- _Records from a dataset_:
+++

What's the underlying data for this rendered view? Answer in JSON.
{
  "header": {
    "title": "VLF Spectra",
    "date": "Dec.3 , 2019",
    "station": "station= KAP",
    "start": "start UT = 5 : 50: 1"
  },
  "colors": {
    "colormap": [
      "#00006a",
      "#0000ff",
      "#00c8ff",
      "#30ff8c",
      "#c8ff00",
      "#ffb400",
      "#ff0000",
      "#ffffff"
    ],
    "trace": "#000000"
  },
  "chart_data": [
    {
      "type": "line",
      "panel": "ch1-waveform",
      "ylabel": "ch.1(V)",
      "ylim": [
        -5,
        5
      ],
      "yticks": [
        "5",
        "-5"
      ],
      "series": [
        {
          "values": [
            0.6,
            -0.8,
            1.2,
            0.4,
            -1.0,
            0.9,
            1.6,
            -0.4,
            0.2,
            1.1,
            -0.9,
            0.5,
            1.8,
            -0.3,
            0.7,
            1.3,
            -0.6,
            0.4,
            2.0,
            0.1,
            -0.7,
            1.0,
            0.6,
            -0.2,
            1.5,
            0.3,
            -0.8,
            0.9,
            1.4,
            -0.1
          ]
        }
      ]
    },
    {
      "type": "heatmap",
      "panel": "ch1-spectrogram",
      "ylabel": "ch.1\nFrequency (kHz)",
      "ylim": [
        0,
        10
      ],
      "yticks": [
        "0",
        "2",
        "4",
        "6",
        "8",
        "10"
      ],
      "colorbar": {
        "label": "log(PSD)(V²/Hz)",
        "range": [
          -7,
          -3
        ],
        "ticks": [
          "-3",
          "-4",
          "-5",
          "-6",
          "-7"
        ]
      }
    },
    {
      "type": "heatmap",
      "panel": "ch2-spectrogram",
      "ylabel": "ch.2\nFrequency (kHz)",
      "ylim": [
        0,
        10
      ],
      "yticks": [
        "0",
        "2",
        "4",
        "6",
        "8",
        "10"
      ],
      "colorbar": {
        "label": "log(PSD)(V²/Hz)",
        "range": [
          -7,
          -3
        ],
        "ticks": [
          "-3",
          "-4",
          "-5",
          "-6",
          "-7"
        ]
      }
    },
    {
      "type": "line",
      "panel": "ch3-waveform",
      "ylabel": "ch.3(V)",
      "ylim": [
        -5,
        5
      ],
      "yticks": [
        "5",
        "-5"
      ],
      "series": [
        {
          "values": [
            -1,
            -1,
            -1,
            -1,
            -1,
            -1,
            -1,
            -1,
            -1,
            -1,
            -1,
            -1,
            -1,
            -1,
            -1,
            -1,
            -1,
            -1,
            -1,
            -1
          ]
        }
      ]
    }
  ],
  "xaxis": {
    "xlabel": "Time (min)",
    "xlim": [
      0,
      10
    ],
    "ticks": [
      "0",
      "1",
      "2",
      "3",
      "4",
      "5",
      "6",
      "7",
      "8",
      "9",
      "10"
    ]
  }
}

+++

- _PROBLEM DESCRIPTION_: What is the number of lines in the data that hold the word "waveform"? Reply with that number and nothing else.

- _RESPONSE FOR THIS EXERCISE_: 2